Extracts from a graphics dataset
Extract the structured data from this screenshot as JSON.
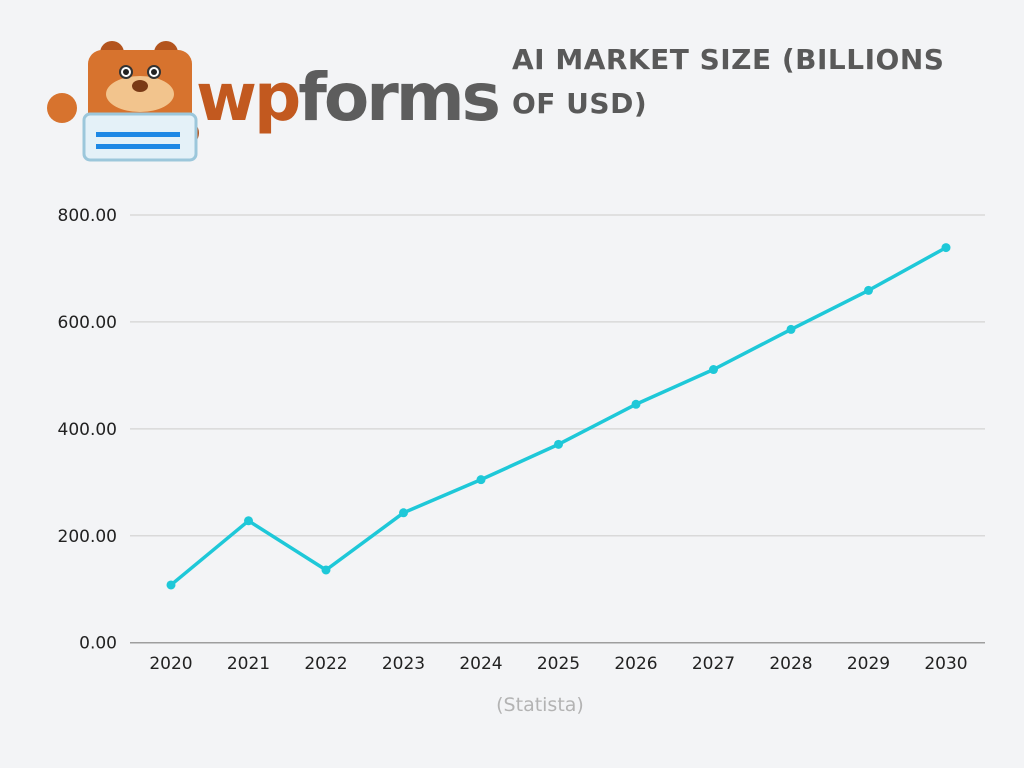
{
  "logo": {
    "text": "wpforms",
    "part1": "wp",
    "part2": "forms"
  },
  "chart_data": {
    "type": "line",
    "title": "AI MARKET SIZE (BILLIONS OF USD)",
    "source": "(Statista)",
    "categories": [
      "2020",
      "2021",
      "2022",
      "2023",
      "2024",
      "2025",
      "2026",
      "2027",
      "2028",
      "2029",
      "2030"
    ],
    "values": [
      108,
      228,
      136,
      243,
      305,
      371,
      446,
      511,
      586,
      659,
      739
    ],
    "ylim": [
      0,
      800
    ],
    "yticks": [
      0,
      200,
      400,
      600,
      800
    ],
    "ytick_labels": [
      "0.00",
      "200.00",
      "400.00",
      "600.00",
      "800.00"
    ],
    "grid": true,
    "line_color": "#1ec8d8",
    "grid_color": "#d9d9d9"
  }
}
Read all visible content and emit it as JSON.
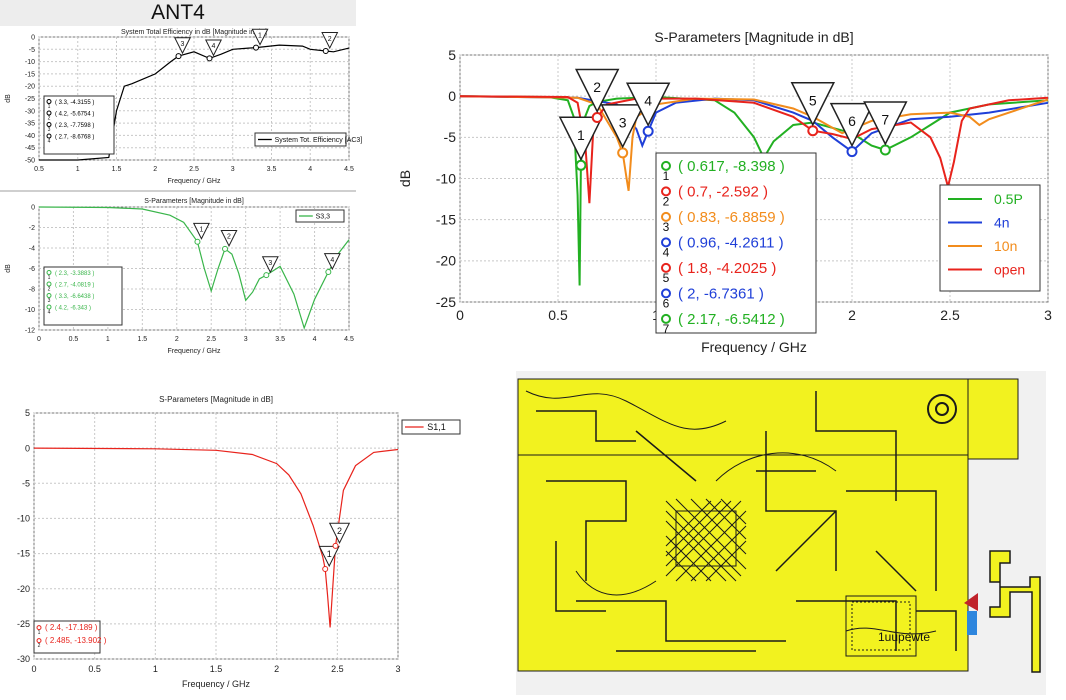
{
  "header": {
    "title": "ANT4"
  },
  "charts": [
    {
      "type": "line",
      "title": "System Total Efficiency in dB [Magnitude in dB]",
      "xlabel": "Frequency / GHz",
      "ylabel": "dB",
      "xlim": [
        0.5,
        4.5
      ],
      "ylim": [
        -50,
        0
      ],
      "xticks": [
        0.5,
        1,
        1.5,
        2,
        2.5,
        3,
        3.5,
        4,
        4.5
      ],
      "yticks": [
        0,
        -5,
        -10,
        -15,
        -20,
        -25,
        -30,
        -35,
        -40,
        -45,
        -50
      ],
      "grid": true,
      "legend_position": "bottom-right",
      "series": [
        {
          "name": "System Tot. Efficiency [AC3]",
          "color": "#000000",
          "x": [
            0.5,
            1.0,
            1.4,
            1.5,
            1.6,
            1.7,
            1.85,
            2.0,
            2.2,
            2.3,
            2.5,
            2.7,
            2.85,
            3.0,
            3.2,
            3.3,
            3.6,
            3.9,
            4.0,
            4.2,
            4.3,
            4.5
          ],
          "y": [
            -50,
            -50,
            -49,
            -30,
            -20,
            -19,
            -17,
            -15,
            -10,
            -7.76,
            -6,
            -8.68,
            -7,
            -5,
            -4.5,
            -4.3155,
            -3.3,
            -3.7,
            -5,
            -5.6754,
            -6,
            -4.5
          ]
        }
      ],
      "markers": [
        {
          "id": "1",
          "x": 3.3,
          "y": -4.3155,
          "label": "( 3.3, -4.3155 )"
        },
        {
          "id": "2",
          "x": 4.2,
          "y": -5.6754,
          "label": "( 4.2, -5.6754 )"
        },
        {
          "id": "3",
          "x": 2.3,
          "y": -7.7598,
          "label": "( 2.3, -7.7598 )"
        },
        {
          "id": "4",
          "x": 2.7,
          "y": -8.6768,
          "label": "( 2.7, -8.6768 )"
        }
      ]
    },
    {
      "type": "line",
      "title": "S-Parameters [Magnitude in dB]",
      "xlabel": "Frequency / GHz",
      "ylabel": "dB",
      "xlim": [
        0,
        4.5
      ],
      "ylim": [
        -12,
        0
      ],
      "xticks": [
        0,
        0.5,
        1,
        1.5,
        2,
        2.5,
        3,
        3.5,
        4,
        4.5
      ],
      "yticks": [
        0,
        -2,
        -4,
        -6,
        -8,
        -10,
        -12
      ],
      "grid": true,
      "legend_position": "top-right",
      "series": [
        {
          "name": "S3,3",
          "color": "#39b54a",
          "x": [
            0,
            1.0,
            1.5,
            1.9,
            2.1,
            2.3,
            2.4,
            2.5,
            2.6,
            2.7,
            2.8,
            2.9,
            3.0,
            3.1,
            3.2,
            3.3,
            3.5,
            3.7,
            3.85,
            4.0,
            4.2,
            4.35,
            4.5
          ],
          "y": [
            0,
            -0.05,
            -0.2,
            -0.8,
            -1.5,
            -3.388,
            -6,
            -8.2,
            -6,
            -4.08,
            -4.6,
            -6.5,
            -9.1,
            -8.3,
            -7.0,
            -6.64,
            -5.8,
            -8.5,
            -11.8,
            -9,
            -6.34,
            -4.5,
            -3.2
          ]
        }
      ],
      "markers": [
        {
          "id": "1",
          "x": 2.3,
          "y": -3.3883,
          "label": "( 2.3, -3.3883 )"
        },
        {
          "id": "2",
          "x": 2.7,
          "y": -4.0819,
          "label": "( 2.7, -4.0819 )"
        },
        {
          "id": "3",
          "x": 3.3,
          "y": -6.6438,
          "label": "( 3.3, -6.6438 )"
        },
        {
          "id": "4",
          "x": 4.2,
          "y": -6.343,
          "label": "( 4.2, -6.343 )"
        }
      ]
    },
    {
      "type": "line",
      "title": "S-Parameters [Magnitude in dB]",
      "xlabel": "Frequency / GHz",
      "ylabel": "dB",
      "xlim": [
        0,
        3
      ],
      "ylim": [
        -25,
        5
      ],
      "xticks": [
        0,
        0.5,
        1,
        1.5,
        2,
        2.5,
        3
      ],
      "yticks": [
        5,
        0,
        -5,
        -10,
        -15,
        -20,
        -25
      ],
      "grid": true,
      "legend_position": "bottom-right",
      "series": [
        {
          "name": "0.5P",
          "color": "#22b022",
          "x": [
            0,
            0.45,
            0.55,
            0.58,
            0.6,
            0.61,
            0.617,
            0.63,
            0.66,
            0.7,
            0.8,
            1.0,
            1.3,
            1.4,
            1.5,
            1.55,
            1.6,
            1.7,
            1.8,
            2.0,
            2.1,
            2.17,
            2.3,
            2.4,
            2.5,
            2.7,
            3.0
          ],
          "y": [
            0,
            -0.1,
            -0.5,
            -2.5,
            -12,
            -23,
            -8.398,
            -3,
            -1.2,
            -0.7,
            -0.3,
            -0.1,
            -0.5,
            -2,
            -5,
            -7.5,
            -5.5,
            -3.5,
            -3.2,
            -4.5,
            -6,
            -6.5412,
            -5,
            -3.5,
            -2,
            -1,
            -0.5
          ]
        },
        {
          "name": "4n",
          "color": "#1f3fd8",
          "x": [
            0,
            0.6,
            0.8,
            0.9,
            0.93,
            0.96,
            1.0,
            1.1,
            1.3,
            1.5,
            1.7,
            1.8,
            1.9,
            2.0,
            2.1,
            2.3,
            2.5,
            2.7,
            3.0
          ],
          "y": [
            0,
            -0.2,
            -1,
            -4,
            -6,
            -4.26,
            -2,
            -0.8,
            -0.3,
            -0.5,
            -2,
            -3,
            -5,
            -6.7361,
            -4.5,
            -2.8,
            -2.5,
            -2,
            -0.8
          ]
        },
        {
          "name": "10n",
          "color": "#f28c1c",
          "x": [
            0,
            0.6,
            0.7,
            0.8,
            0.83,
            0.85,
            0.86,
            0.88,
            0.9,
            1.0,
            1.2,
            1.5,
            1.7,
            1.8,
            1.95,
            2.1,
            2.3,
            2.5,
            2.6,
            2.65,
            2.7,
            3.0
          ],
          "y": [
            0,
            -0.2,
            -1,
            -5,
            -6.8859,
            -10,
            -11.5,
            -5,
            -2.5,
            -1,
            -0.3,
            -0.4,
            -1.5,
            -2.5,
            -4.5,
            -3,
            -2.2,
            -2,
            -2.5,
            -3.5,
            -2.8,
            -0.4
          ]
        },
        {
          "name": "open",
          "color": "#e8231c",
          "x": [
            0,
            0.55,
            0.6,
            0.64,
            0.66,
            0.68,
            0.7,
            0.75,
            0.9,
            1.2,
            1.5,
            1.7,
            1.8,
            1.9,
            2.0,
            2.1,
            2.3,
            2.4,
            2.45,
            2.49,
            2.52,
            2.56,
            2.6,
            2.8,
            3.0
          ],
          "y": [
            0,
            -0.1,
            -0.8,
            -6,
            -13,
            -4,
            -2.592,
            -1,
            -0.3,
            -0.3,
            -0.8,
            -2.5,
            -4.2,
            -4.6,
            -5.2,
            -4,
            -3.2,
            -5,
            -7.5,
            -11,
            -8,
            -3,
            -1.5,
            -0.5,
            -0.2
          ]
        }
      ],
      "markers": [
        {
          "id": "1",
          "x": 0.617,
          "y": -8.398,
          "label": "( 0.617, -8.398 )",
          "color": "#22b022"
        },
        {
          "id": "2",
          "x": 0.7,
          "y": -2.592,
          "label": "( 0.7, -2.592 )",
          "color": "#e8231c"
        },
        {
          "id": "3",
          "x": 0.83,
          "y": -6.8859,
          "label": "( 0.83, -6.8859 )",
          "color": "#f28c1c"
        },
        {
          "id": "4",
          "x": 0.96,
          "y": -4.2611,
          "label": "( 0.96, -4.2611 )",
          "color": "#1f3fd8"
        },
        {
          "id": "5",
          "x": 1.8,
          "y": -4.2025,
          "label": "( 1.8, -4.2025 )",
          "color": "#e8231c"
        },
        {
          "id": "6",
          "x": 2.0,
          "y": -6.7361,
          "label": "( 2, -6.7361 )",
          "color": "#1f3fd8"
        },
        {
          "id": "7",
          "x": 2.17,
          "y": -6.5412,
          "label": "( 2.17, -6.5412 )",
          "color": "#22b022"
        }
      ]
    },
    {
      "type": "line",
      "title": "S-Parameters [Magnitude in dB]",
      "xlabel": "Frequency / GHz",
      "ylabel": "",
      "xlim": [
        0,
        3
      ],
      "ylim": [
        -30,
        5
      ],
      "xticks": [
        0,
        0.5,
        1,
        1.5,
        2,
        2.5,
        3
      ],
      "yticks": [
        5,
        0,
        -5,
        -10,
        -15,
        -20,
        -25,
        -30
      ],
      "grid": true,
      "legend_position": "top-right",
      "series": [
        {
          "name": "S1,1",
          "color": "#e8231c",
          "x": [
            0,
            1.0,
            1.5,
            1.8,
            2.0,
            2.1,
            2.2,
            2.3,
            2.38,
            2.4,
            2.42,
            2.44,
            2.485,
            2.55,
            2.65,
            2.8,
            3.0
          ],
          "y": [
            0,
            -0.1,
            -0.3,
            -0.9,
            -2.2,
            -3.8,
            -6.5,
            -11,
            -15.5,
            -17.189,
            -21,
            -25.5,
            -13.902,
            -6,
            -2.5,
            -0.6,
            -0.2
          ]
        }
      ],
      "markers": [
        {
          "id": "1",
          "x": 2.4,
          "y": -17.189,
          "label": "( 2.4, -17.189 )"
        },
        {
          "id": "2",
          "x": 2.485,
          "y": -13.902,
          "label": "( 2.485, -13.902 )"
        }
      ]
    }
  ],
  "pcb": {
    "label": "1uupewte",
    "board_color": "#f2f21f",
    "trace_color": "#202020"
  }
}
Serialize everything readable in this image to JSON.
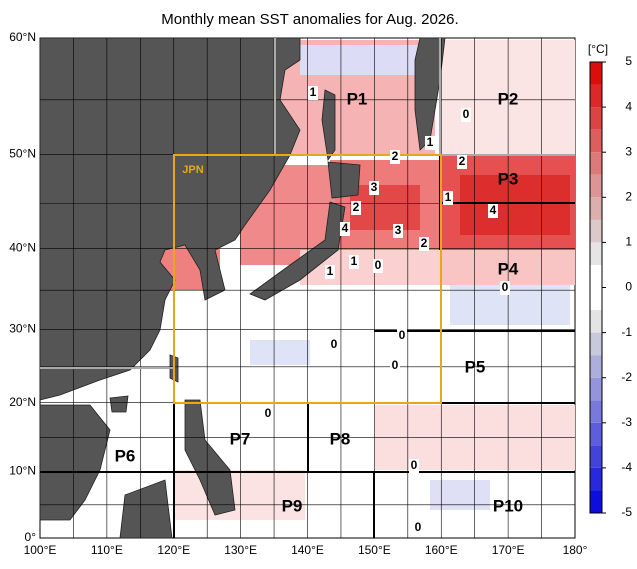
{
  "title": "Monthly mean SST anomalies for Aug. 2026.",
  "colorbar": {
    "unit": "[°C]",
    "ylim": [
      -5,
      5
    ],
    "yticks": [
      -5,
      -4,
      -3,
      -2,
      -1,
      0,
      1,
      2,
      3,
      4,
      5
    ]
  },
  "lat_labels": [
    "0°",
    "10°N",
    "20°N",
    "30°N",
    "40°N",
    "50°N",
    "60°N"
  ],
  "lon_labels": [
    "100°E",
    "110°E",
    "120°E",
    "130°E",
    "140°E",
    "150°E",
    "160°E",
    "170°E",
    "180°"
  ],
  "regions": [
    "P1",
    "P2",
    "P3",
    "P4",
    "P5",
    "P6",
    "P7",
    "P8",
    "P9",
    "P10"
  ],
  "jpn_label": "JPN",
  "contour_labels": [
    "1",
    "1",
    "0",
    "2",
    "2",
    "3",
    "1",
    "2",
    "4",
    "3",
    "4",
    "2",
    "1",
    "1",
    "0",
    "0",
    "0",
    "0",
    "0",
    "0",
    "0",
    "0"
  ]
}
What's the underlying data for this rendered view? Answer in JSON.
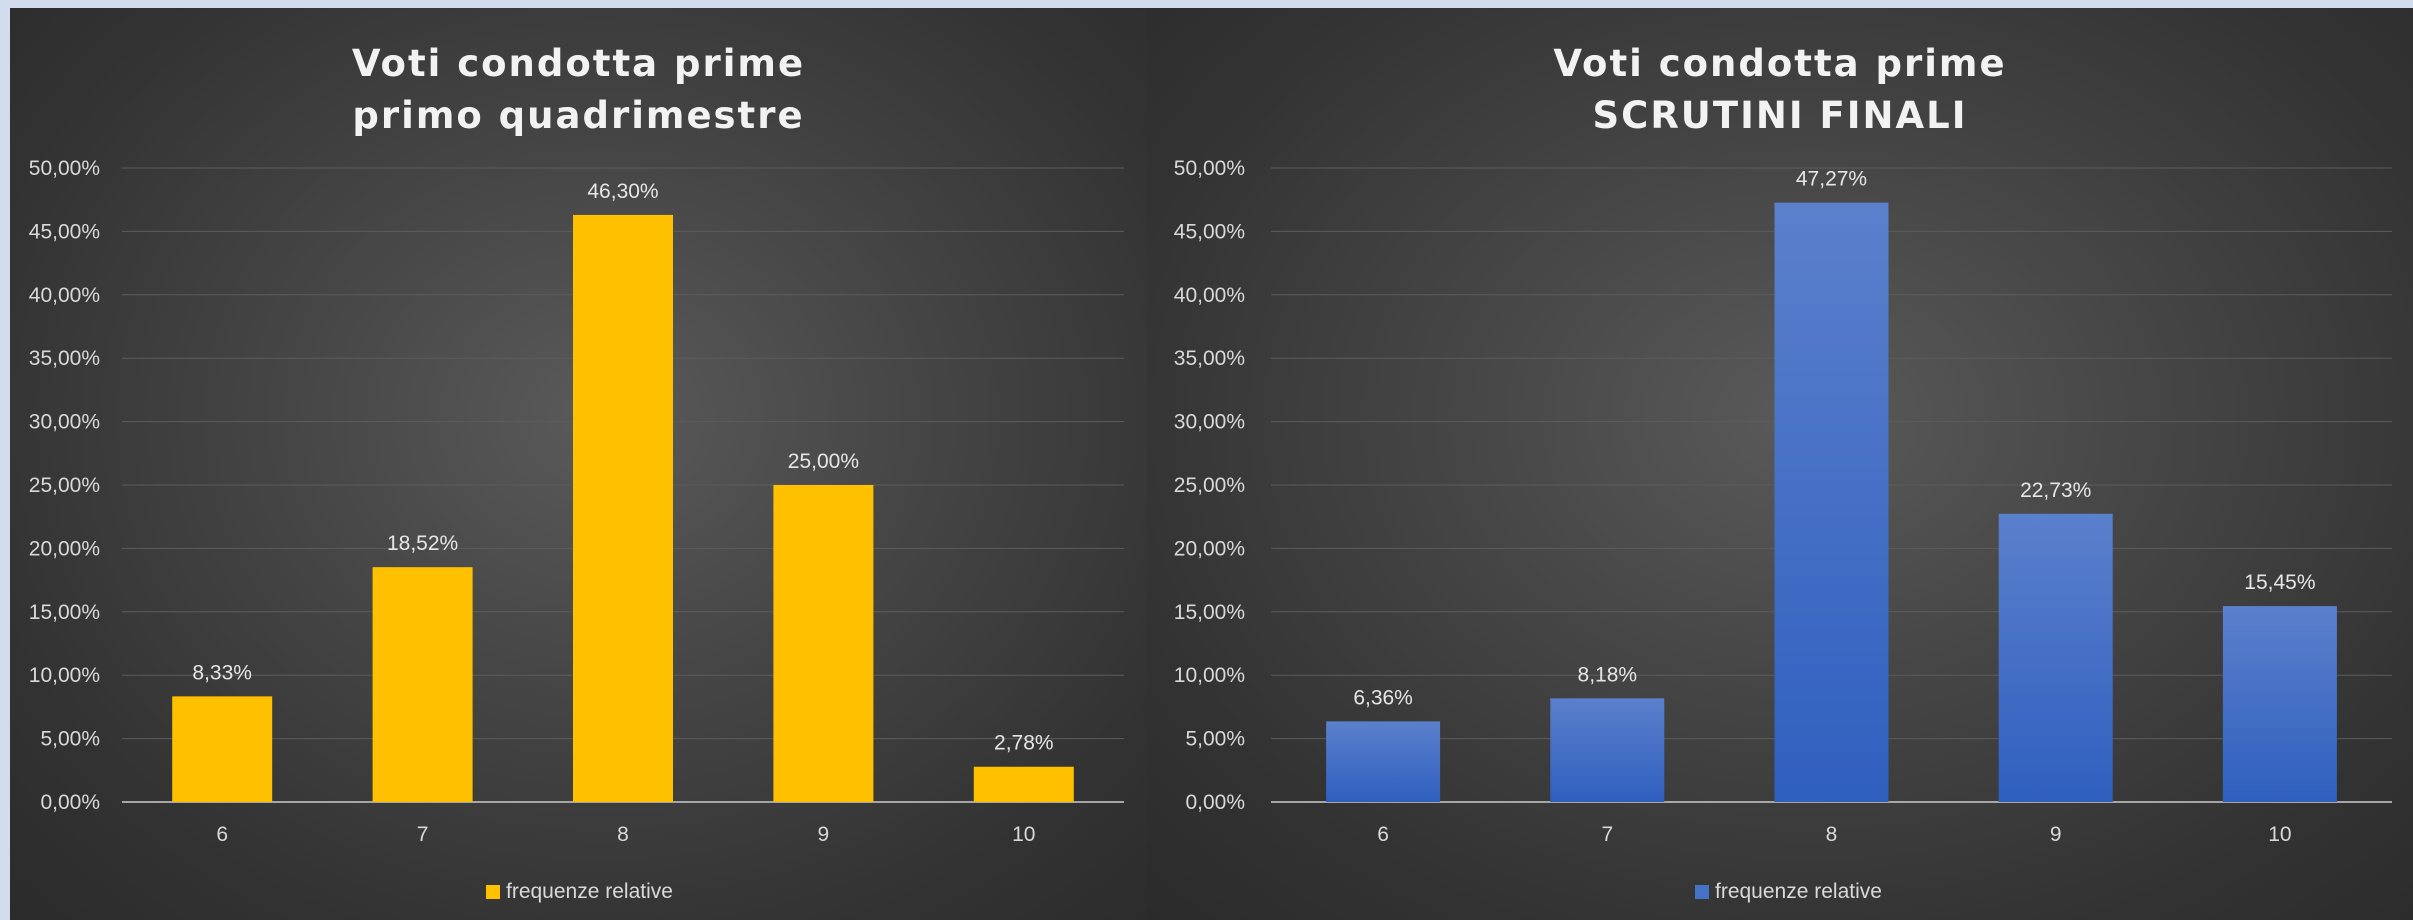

• WHAT NEEDS TO BE DONE
Starting at the line that contains "Serialize everything readable", please write out every line to the end of the entries, inclusive, copied exactly and with pictures omitted.

• RESULT OF THIS TASK
Serialize everything readable in this image to JSON.
{
  "title": "Monthly mean SST anomalies for Aug. 2026.",
  "colorbar": {
    "unit": "[°C]",
    "ylim": [
      -5,
      5
    ],
    "yticks": [
      -5,
      -4,
      -3,
      -2,
      -1,
      0,
      1,
      2,
      3,
      4,
      5
    ]
  },
  "lat_labels": [
    "0°",
    "10°N",
    "20°N",
    "30°N",
    "40°N",
    "50°N",
    "60°N"
  ],
  "lon_labels": [
    "100°E",
    "110°E",
    "120°E",
    "130°E",
    "140°E",
    "150°E",
    "160°E",
    "170°E",
    "180°"
  ],
  "regions": [
    "P1",
    "P2",
    "P3",
    "P4",
    "P5",
    "P6",
    "P7",
    "P8",
    "P9",
    "P10"
  ],
  "jpn_label": "JPN",
  "contour_labels": [
    "1",
    "1",
    "0",
    "2",
    "2",
    "3",
    "1",
    "2",
    "4",
    "3",
    "4",
    "2",
    "1",
    "1",
    "0",
    "0",
    "0",
    "0",
    "0",
    "0",
    "0",
    "0"
  ]
}
What's the underlying data for this rendered view? Answer in JSON.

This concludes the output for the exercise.